What you should do:
Restate, word for word, every line of the data.

Dataset extract:
-------------------------
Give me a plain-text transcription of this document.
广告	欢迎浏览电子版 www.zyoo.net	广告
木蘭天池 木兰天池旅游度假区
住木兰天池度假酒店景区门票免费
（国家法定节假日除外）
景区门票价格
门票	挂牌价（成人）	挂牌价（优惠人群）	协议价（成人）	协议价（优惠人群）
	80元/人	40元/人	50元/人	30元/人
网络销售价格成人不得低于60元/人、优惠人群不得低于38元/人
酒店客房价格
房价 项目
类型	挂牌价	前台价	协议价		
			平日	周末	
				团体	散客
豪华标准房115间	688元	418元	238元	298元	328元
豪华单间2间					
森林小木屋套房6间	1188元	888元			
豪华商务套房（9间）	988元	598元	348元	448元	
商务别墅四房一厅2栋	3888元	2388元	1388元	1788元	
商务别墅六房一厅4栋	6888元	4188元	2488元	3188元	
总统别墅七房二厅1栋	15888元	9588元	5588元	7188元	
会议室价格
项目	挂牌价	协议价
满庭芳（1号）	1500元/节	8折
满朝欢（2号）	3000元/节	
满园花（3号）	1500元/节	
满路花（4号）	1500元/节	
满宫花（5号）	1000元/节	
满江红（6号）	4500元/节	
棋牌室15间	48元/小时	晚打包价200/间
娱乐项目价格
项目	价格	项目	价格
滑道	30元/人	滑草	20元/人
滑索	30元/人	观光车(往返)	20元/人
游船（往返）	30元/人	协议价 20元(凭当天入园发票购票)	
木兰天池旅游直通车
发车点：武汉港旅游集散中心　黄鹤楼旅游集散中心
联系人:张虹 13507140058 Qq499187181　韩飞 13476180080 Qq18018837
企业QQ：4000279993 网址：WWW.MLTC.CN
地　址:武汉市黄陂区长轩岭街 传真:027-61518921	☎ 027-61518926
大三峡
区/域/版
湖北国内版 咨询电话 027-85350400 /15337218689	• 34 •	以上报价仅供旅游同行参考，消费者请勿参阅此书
-------------------------
Result of the task:
Give me a plain-text transcription of this document.
广告	欢迎浏览电子版 www.zyoo.net	广告
木蘭天池 木兰天池旅游度假区
住木兰天池度假酒店景区门票免费
（国家法定节假日除外）
景区门票价格
门票	挂牌价（成人）	挂牌价（优惠人群）	协议价（成人）	协议价（优惠人群）
	80元/人	40元/人	50元/人	30元/人
网络销售价格成人不得低于60元/人、优惠人群不得低于38元/人
酒店客房价格
房价 项目
类型	挂牌价	前台价	协议价		
			平日	周末	
				团体	散客
豪华标准房115间	688元	418元	238元	298元	328元
豪华单间2间					
森林小木屋套房6间	1188元	888元			
豪华商务套房（9间）	988元	598元	348元	448元	
商务别墅四房一厅2栋	3888元	2388元	1388元	1788元	
商务别墅六房一厅4栋	6888元	4188元	2488元	3188元	
总统别墅七房二厅1栋	15888元	9588元	5588元	7188元	
会议室价格
项目	挂牌价	协议价
满庭芳（1号）	1500元/节	8折
满朝欢（2号）	3000元/节	
满园花（3号）	1500元/节	
满路花（4号）	1500元/节	
满宫花（5号）	1000元/节	
满江红（6号）	4500元/节	
棋牌室15间	48元/小时	晚打包价200/间
娱乐项目价格
项目	价格	项目	价格
滑道	30元/人	滑草	20元/人
滑索	30元/人	观光车(往返)	20元/人
游船（往返）	30元/人	协议价 20元(凭当天入园发票购票)	
木兰天池旅游直通车
发车点：武汉港旅游集散中心　黄鹤楼旅游集散中心
联系人:张虹 13507140058 Qq499187181　韩飞 13476180080 Qq18018837
企业QQ：4000279993 网址：WWW.MLTC.CN
地　址:武汉市黄陂区长轩岭街 传真:027-61518921	☎ 027-61518926
大三峡
区/域/版
湖北国内版 咨询电话 027-85350400 /15337218689	• 34 •	以上报价仅供旅游同行参考，消费者请勿参阅此书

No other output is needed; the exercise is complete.